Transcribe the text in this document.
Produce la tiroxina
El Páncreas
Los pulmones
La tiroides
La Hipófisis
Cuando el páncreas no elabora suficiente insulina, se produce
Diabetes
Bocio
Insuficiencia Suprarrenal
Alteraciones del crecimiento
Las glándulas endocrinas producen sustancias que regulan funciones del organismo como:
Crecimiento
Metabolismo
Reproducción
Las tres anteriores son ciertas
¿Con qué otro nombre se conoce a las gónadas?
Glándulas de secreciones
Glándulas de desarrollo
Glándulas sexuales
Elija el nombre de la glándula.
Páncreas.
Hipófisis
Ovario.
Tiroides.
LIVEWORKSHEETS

Instruction: Output each record precisely as given.

Expected answer:
Transcribe the text in this document.
Produce la tiroxina
El Páncreas
Los pulmones
La tiroides
La Hipófisis
Cuando el páncreas no elabora suficiente insulina, se produce
Diabetes
Bocio
Insuficiencia Suprarrenal
Alteraciones del crecimiento
Las glándulas endocrinas producen sustancias que regulan funciones del organismo como:
Crecimiento
Metabolismo
Reproducción
Las tres anteriores son ciertas
¿Con qué otro nombre se conoce a las gónadas?
Glándulas de secreciones
Glándulas de desarrollo
Glándulas sexuales
Elija el nombre de la glándula.
Páncreas.
Hipófisis
Ovario.
Tiroides.
LIVEWORKSHEETS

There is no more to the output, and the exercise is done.